- **Short problem**
Copy each line below that contains "exits".

━━ Given data ━━

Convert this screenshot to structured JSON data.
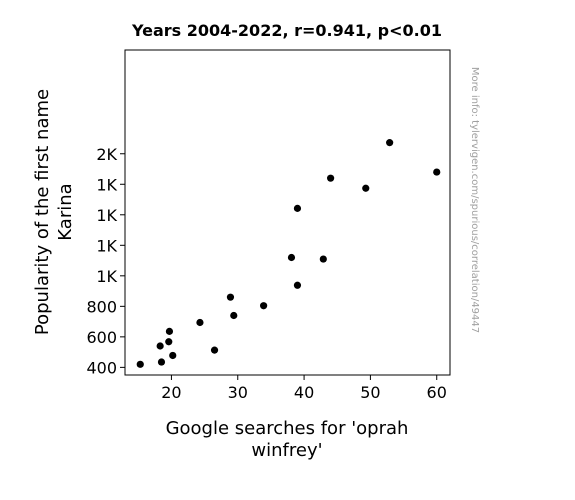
{
  "chart_data": {
    "type": "scatter",
    "title": "Years 2004-2022, r=0.941, p<0.01",
    "xlabel_lines": [
      "Google searches for 'oprah",
      "winfrey'"
    ],
    "ylabel_lines": [
      "Popularity of the first name",
      "Karina"
    ],
    "xlim": [
      13,
      62
    ],
    "ylim": [
      350,
      2480
    ],
    "x_ticks": [
      20,
      30,
      40,
      50,
      60
    ],
    "x_tick_labels": [
      "20",
      "30",
      "40",
      "50",
      "60"
    ],
    "y_ticks": [
      400,
      600,
      800,
      1000,
      1200,
      1400,
      1600,
      1800
    ],
    "y_tick_labels": [
      "400",
      "600",
      "800",
      "1K",
      "1K",
      "1K",
      "1K",
      "2K"
    ],
    "points": [
      {
        "x": 15.3,
        "y": 420
      },
      {
        "x": 18.5,
        "y": 435
      },
      {
        "x": 18.3,
        "y": 540
      },
      {
        "x": 19.6,
        "y": 568
      },
      {
        "x": 19.7,
        "y": 636
      },
      {
        "x": 20.2,
        "y": 478
      },
      {
        "x": 24.3,
        "y": 694
      },
      {
        "x": 26.5,
        "y": 513
      },
      {
        "x": 28.9,
        "y": 860
      },
      {
        "x": 29.4,
        "y": 740
      },
      {
        "x": 33.9,
        "y": 804
      },
      {
        "x": 38.1,
        "y": 1120
      },
      {
        "x": 39.0,
        "y": 938
      },
      {
        "x": 39.0,
        "y": 1442
      },
      {
        "x": 42.9,
        "y": 1110
      },
      {
        "x": 44.0,
        "y": 1640
      },
      {
        "x": 49.3,
        "y": 1574
      },
      {
        "x": 52.9,
        "y": 1873
      },
      {
        "x": 60.0,
        "y": 1680
      }
    ],
    "marker_color": "#000000",
    "grid": false,
    "watermark": "More info: tylervigen.com/spurious/correlation/49447"
  }
}
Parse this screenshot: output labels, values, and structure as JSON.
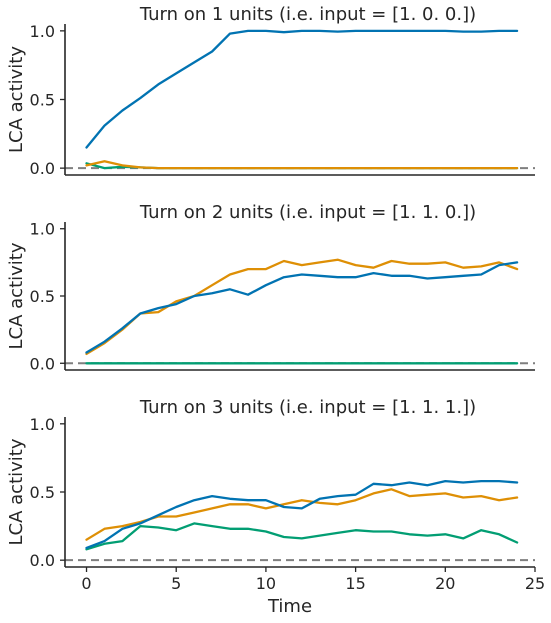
{
  "chart_data": [
    {
      "type": "line",
      "title": "Turn on 1 units (i.e. input = [1. 0. 0.])",
      "ylabel": "LCA activity",
      "xlabel": "",
      "xlim": [
        -1.2,
        25
      ],
      "ylim": [
        -0.05,
        1.05
      ],
      "yticks": [
        "0.0",
        "0.5",
        "1.0"
      ],
      "xticks": [],
      "zero_line": true,
      "x": [
        0,
        1,
        2,
        3,
        4,
        5,
        6,
        7,
        8,
        9,
        10,
        11,
        12,
        13,
        14,
        15,
        16,
        17,
        18,
        19,
        20,
        21,
        22,
        23,
        24
      ],
      "series": [
        {
          "color": "#0173b2",
          "values": [
            0.15,
            0.31,
            0.42,
            0.51,
            0.61,
            0.69,
            0.77,
            0.85,
            0.98,
            1.0,
            1.0,
            0.99,
            1.0,
            1.0,
            0.995,
            1.0,
            1.0,
            1.0,
            1.0,
            1.0,
            1.0,
            0.995,
            0.995,
            1.0,
            1.0
          ]
        },
        {
          "color": "#de8f05",
          "values": [
            0.02,
            0.05,
            0.02,
            0.005,
            0,
            0,
            0,
            0,
            0,
            0,
            0,
            0,
            0,
            0,
            0,
            0,
            0,
            0,
            0,
            0,
            0,
            0,
            0,
            0,
            0
          ]
        },
        {
          "color": "#029e73",
          "values": [
            0.035,
            0.0,
            0.01,
            0.005,
            0,
            0,
            0,
            0,
            0,
            0,
            0,
            0,
            0,
            0,
            0,
            0,
            0,
            0,
            0,
            0,
            0,
            0,
            0,
            0,
            0
          ]
        }
      ]
    },
    {
      "type": "line",
      "title": "Turn on 2 units (i.e. input = [1. 1. 0.])",
      "ylabel": "LCA activity",
      "xlabel": "",
      "xlim": [
        -1.2,
        25
      ],
      "ylim": [
        -0.05,
        1.05
      ],
      "yticks": [
        "0.0",
        "0.5",
        "1.0"
      ],
      "xticks": [],
      "zero_line": true,
      "x": [
        0,
        1,
        2,
        3,
        4,
        5,
        6,
        7,
        8,
        9,
        10,
        11,
        12,
        13,
        14,
        15,
        16,
        17,
        18,
        19,
        20,
        21,
        22,
        23,
        24
      ],
      "series": [
        {
          "color": "#0173b2",
          "values": [
            0.08,
            0.16,
            0.26,
            0.37,
            0.41,
            0.44,
            0.5,
            0.52,
            0.55,
            0.51,
            0.58,
            0.64,
            0.66,
            0.65,
            0.64,
            0.64,
            0.67,
            0.65,
            0.65,
            0.63,
            0.64,
            0.65,
            0.66,
            0.73,
            0.75
          ]
        },
        {
          "color": "#de8f05",
          "values": [
            0.07,
            0.15,
            0.25,
            0.37,
            0.38,
            0.46,
            0.5,
            0.58,
            0.66,
            0.7,
            0.7,
            0.76,
            0.73,
            0.75,
            0.77,
            0.73,
            0.71,
            0.76,
            0.74,
            0.74,
            0.75,
            0.71,
            0.72,
            0.75,
            0.7
          ]
        },
        {
          "color": "#029e73",
          "values": [
            0,
            0,
            0,
            0,
            0,
            0,
            0,
            0,
            0,
            0,
            0,
            0,
            0,
            0,
            0,
            0,
            0,
            0,
            0,
            0,
            0,
            0,
            0,
            0,
            0
          ]
        }
      ]
    },
    {
      "type": "line",
      "title": "Turn on 3 units (i.e. input = [1. 1. 1.])",
      "ylabel": "LCA activity",
      "xlabel": "Time",
      "xlim": [
        -1.2,
        25
      ],
      "ylim": [
        -0.05,
        1.05
      ],
      "yticks": [
        "0.0",
        "0.5",
        "1.0"
      ],
      "xticks": [
        "0",
        "5",
        "10",
        "15",
        "20",
        "25"
      ],
      "zero_line": true,
      "x": [
        0,
        1,
        2,
        3,
        4,
        5,
        6,
        7,
        8,
        9,
        10,
        11,
        12,
        13,
        14,
        15,
        16,
        17,
        18,
        19,
        20,
        21,
        22,
        23,
        24
      ],
      "series": [
        {
          "color": "#0173b2",
          "values": [
            0.09,
            0.14,
            0.23,
            0.27,
            0.33,
            0.39,
            0.44,
            0.47,
            0.45,
            0.44,
            0.44,
            0.39,
            0.38,
            0.45,
            0.47,
            0.48,
            0.56,
            0.55,
            0.57,
            0.55,
            0.58,
            0.57,
            0.58,
            0.58,
            0.57
          ]
        },
        {
          "color": "#de8f05",
          "values": [
            0.15,
            0.23,
            0.25,
            0.28,
            0.32,
            0.32,
            0.35,
            0.38,
            0.41,
            0.41,
            0.38,
            0.41,
            0.44,
            0.42,
            0.41,
            0.44,
            0.49,
            0.52,
            0.47,
            0.48,
            0.49,
            0.46,
            0.47,
            0.44,
            0.46
          ]
        },
        {
          "color": "#029e73",
          "values": [
            0.08,
            0.12,
            0.14,
            0.25,
            0.24,
            0.22,
            0.27,
            0.25,
            0.23,
            0.23,
            0.21,
            0.17,
            0.16,
            0.18,
            0.2,
            0.22,
            0.21,
            0.21,
            0.19,
            0.18,
            0.19,
            0.16,
            0.22,
            0.19,
            0.13
          ]
        }
      ]
    }
  ]
}
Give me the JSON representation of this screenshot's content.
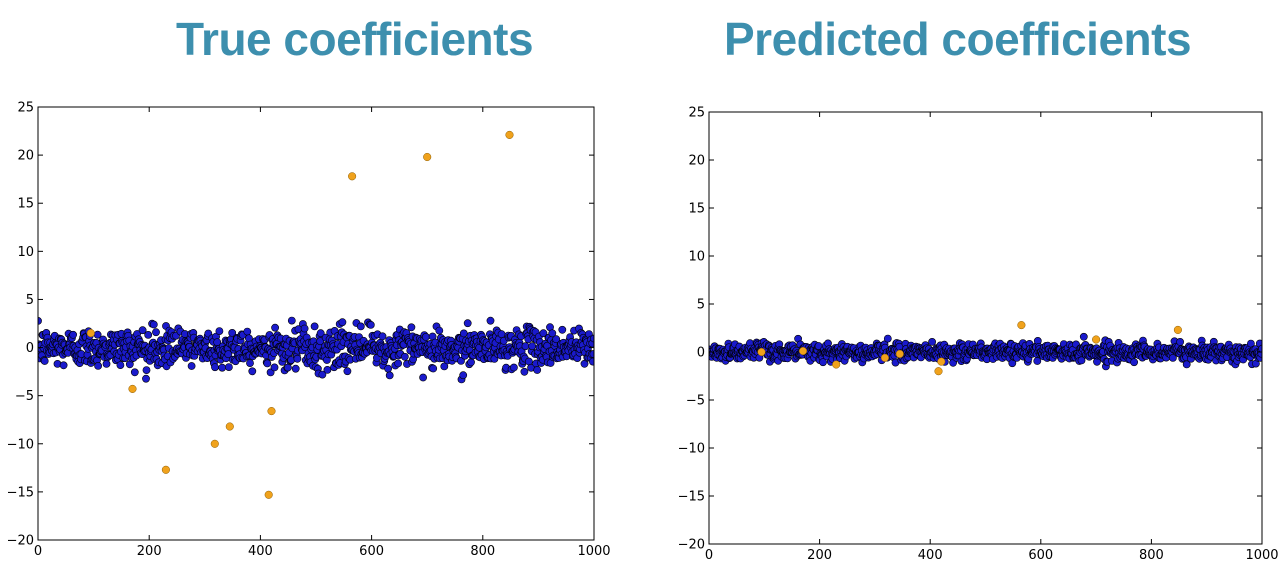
{
  "titles": {
    "left": "True coefficients",
    "right": "Predicted coefficients"
  },
  "colors": {
    "bulk": "#1a1acc",
    "highlight": "#f0a21c",
    "edge": "#000000"
  },
  "chart_data": [
    {
      "type": "scatter",
      "title": "True coefficients",
      "xlabel": "",
      "ylabel": "",
      "xlim": [
        0,
        1000
      ],
      "ylim": [
        -20,
        25
      ],
      "xticks": [
        0,
        200,
        400,
        600,
        800,
        1000
      ],
      "yticks": [
        -20,
        -15,
        -10,
        -5,
        0,
        5,
        10,
        15,
        20,
        25
      ],
      "grid": false,
      "bulk_series": {
        "n_points": 1000,
        "x_range": [
          0,
          1000
        ],
        "spread_sd": 1.0,
        "range_approx": [
          -3.5,
          3.7
        ]
      },
      "highlight_points": [
        {
          "x": 95,
          "y": 1.5
        },
        {
          "x": 170,
          "y": -4.3
        },
        {
          "x": 230,
          "y": -12.7
        },
        {
          "x": 318,
          "y": -10.0
        },
        {
          "x": 345,
          "y": -8.2
        },
        {
          "x": 415,
          "y": -15.3
        },
        {
          "x": 420,
          "y": -6.6
        },
        {
          "x": 565,
          "y": 17.8
        },
        {
          "x": 700,
          "y": 19.8
        },
        {
          "x": 848,
          "y": 22.1
        }
      ]
    },
    {
      "type": "scatter",
      "title": "Predicted coefficients",
      "xlabel": "",
      "ylabel": "",
      "xlim": [
        0,
        1000
      ],
      "ylim": [
        -20,
        25
      ],
      "xticks": [
        0,
        200,
        400,
        600,
        800,
        1000
      ],
      "yticks": [
        -20,
        -15,
        -10,
        -5,
        0,
        5,
        10,
        15,
        20,
        25
      ],
      "grid": false,
      "bulk_series": {
        "n_points": 1000,
        "x_range": [
          0,
          1000
        ],
        "spread_sd": 0.45,
        "range_approx": [
          -1.7,
          1.6
        ]
      },
      "highlight_points": [
        {
          "x": 95,
          "y": 0.0
        },
        {
          "x": 170,
          "y": 0.1
        },
        {
          "x": 230,
          "y": -1.3
        },
        {
          "x": 318,
          "y": -0.6
        },
        {
          "x": 345,
          "y": -0.2
        },
        {
          "x": 415,
          "y": -2.0
        },
        {
          "x": 420,
          "y": -1.0
        },
        {
          "x": 565,
          "y": 2.8
        },
        {
          "x": 700,
          "y": 1.3
        },
        {
          "x": 848,
          "y": 2.3
        }
      ]
    }
  ]
}
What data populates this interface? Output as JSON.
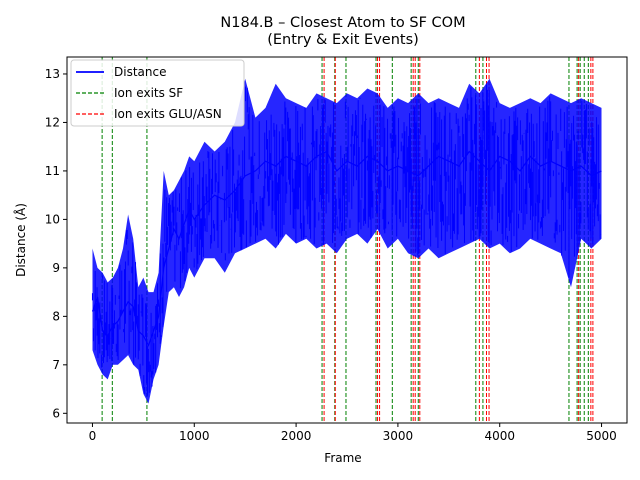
{
  "chart_data": {
    "type": "line",
    "title_line1": "N184.B – Closest Atom to SF COM",
    "title_line2": "(Entry & Exit Events)",
    "xlabel": "Frame",
    "ylabel": "Distance (Å)",
    "xlim": [
      -250,
      5250
    ],
    "ylim": [
      5.8,
      13.35
    ],
    "xticks": [
      0,
      1000,
      2000,
      3000,
      4000,
      5000
    ],
    "yticks": [
      6,
      7,
      8,
      9,
      10,
      11,
      12,
      13
    ],
    "grid": false,
    "legend_position": "top-left",
    "legend": [
      {
        "label": "Distance",
        "style": "solid",
        "color": "#0000ff"
      },
      {
        "label": "Ion exits SF",
        "style": "dashed",
        "color": "#008000"
      },
      {
        "label": "Ion exits GLU/ASN",
        "style": "dashed",
        "color": "#ff0000"
      }
    ],
    "series": [
      {
        "name": "Distance",
        "color": "#0000ff",
        "x": [
          0,
          50,
          100,
          150,
          200,
          250,
          300,
          350,
          400,
          450,
          500,
          550,
          600,
          650,
          700,
          750,
          800,
          850,
          900,
          950,
          1000,
          1100,
          1200,
          1300,
          1400,
          1500,
          1600,
          1700,
          1800,
          1900,
          2000,
          2100,
          2200,
          2300,
          2400,
          2500,
          2600,
          2700,
          2800,
          2900,
          3000,
          3100,
          3200,
          3300,
          3400,
          3500,
          3600,
          3700,
          3800,
          3900,
          4000,
          4100,
          4200,
          4300,
          4400,
          4500,
          4600,
          4700,
          4800,
          4900,
          5000
        ],
        "y": [
          8.1,
          8.4,
          7.7,
          7.6,
          7.8,
          7.9,
          8.1,
          8.3,
          8.2,
          7.7,
          7.6,
          7.4,
          7.7,
          8.0,
          9.0,
          9.4,
          9.8,
          9.6,
          9.9,
          10.2,
          10.0,
          10.3,
          10.5,
          10.4,
          10.6,
          10.9,
          11.0,
          11.2,
          11.1,
          11.3,
          11.2,
          11.1,
          11.3,
          11.4,
          11.0,
          11.2,
          11.1,
          11.3,
          11.2,
          11.0,
          11.1,
          11.0,
          10.9,
          11.1,
          11.3,
          11.2,
          11.1,
          11.4,
          11.2,
          11.0,
          11.3,
          11.2,
          11.0,
          11.3,
          11.1,
          11.2,
          11.1,
          11.0,
          11.1,
          10.9,
          11.0
        ],
        "low": [
          7.3,
          7.0,
          6.8,
          6.7,
          7.0,
          7.0,
          7.1,
          7.2,
          7.0,
          6.9,
          6.4,
          6.2,
          6.7,
          7.0,
          7.8,
          8.5,
          8.6,
          8.4,
          8.6,
          9.0,
          8.8,
          9.2,
          9.2,
          8.9,
          9.3,
          9.4,
          9.5,
          9.6,
          9.4,
          9.7,
          9.5,
          9.6,
          9.4,
          9.5,
          9.3,
          9.6,
          9.7,
          9.5,
          9.8,
          9.4,
          9.6,
          9.3,
          9.2,
          9.4,
          9.2,
          9.3,
          9.4,
          9.5,
          9.6,
          9.4,
          9.5,
          9.3,
          9.4,
          9.6,
          9.5,
          9.4,
          9.3,
          8.6,
          9.6,
          9.4,
          9.6
        ],
        "high": [
          9.4,
          9.0,
          8.9,
          8.7,
          8.8,
          9.0,
          9.4,
          10.1,
          9.6,
          8.6,
          8.8,
          8.5,
          8.5,
          8.9,
          11.0,
          10.5,
          10.6,
          10.8,
          11.0,
          11.3,
          11.2,
          11.6,
          11.4,
          11.6,
          12.0,
          12.9,
          12.1,
          12.3,
          12.8,
          12.5,
          12.4,
          12.3,
          12.6,
          12.5,
          12.4,
          12.6,
          12.5,
          12.7,
          12.6,
          12.3,
          12.5,
          12.4,
          12.6,
          12.4,
          12.5,
          12.4,
          12.3,
          12.8,
          12.6,
          12.9,
          12.4,
          12.3,
          12.4,
          12.5,
          12.4,
          12.6,
          12.5,
          12.4,
          12.5,
          12.4,
          12.3
        ]
      }
    ],
    "events_sf": [
      95,
      195,
      535,
      2255,
      2380,
      2490,
      2785,
      2945,
      3130,
      3200,
      3765,
      3835,
      4680,
      4760,
      4790,
      4830,
      4870
    ],
    "events_glu_asn": [
      2275,
      2385,
      2800,
      2820,
      3150,
      3170,
      3215,
      3800,
      3870,
      3895,
      4775,
      4895,
      4915
    ]
  }
}
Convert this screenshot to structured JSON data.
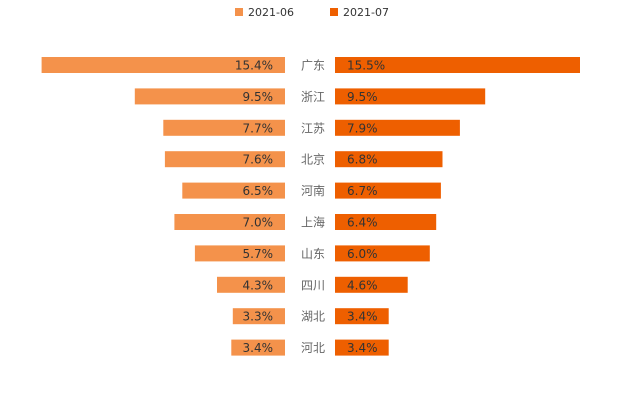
{
  "colors": {
    "left": "#F4924B",
    "right": "#EE5F00"
  },
  "chart_data": {
    "type": "bar",
    "orientation": "horizontal-butterfly",
    "categories": [
      "广东",
      "浙江",
      "江苏",
      "北京",
      "河南",
      "上海",
      "山东",
      "四川",
      "湖北",
      "河北"
    ],
    "series": [
      {
        "name": "2021-06",
        "values": [
          15.4,
          9.5,
          7.7,
          7.6,
          6.5,
          7.0,
          5.7,
          4.3,
          3.3,
          3.4
        ],
        "labels": [
          "15.4%",
          "9.5%",
          "7.7%",
          "7.6%",
          "6.5%",
          "7.0%",
          "5.7%",
          "4.3%",
          "3.3%",
          "3.4%"
        ]
      },
      {
        "name": "2021-07",
        "values": [
          15.5,
          9.5,
          7.9,
          6.8,
          6.7,
          6.4,
          6.0,
          4.6,
          3.4,
          3.4
        ],
        "labels": [
          "15.5%",
          "9.5%",
          "7.9%",
          "6.8%",
          "6.7%",
          "6.4%",
          "6.0%",
          "4.6%",
          "3.4%",
          "3.4%"
        ]
      }
    ],
    "xlim": [
      0,
      15.5
    ],
    "legend": "top-center",
    "grid": false
  }
}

━━━

- **Problem solution**
        "label": "Ion exits SF",
        "label": "Ion exits GLU/ASN",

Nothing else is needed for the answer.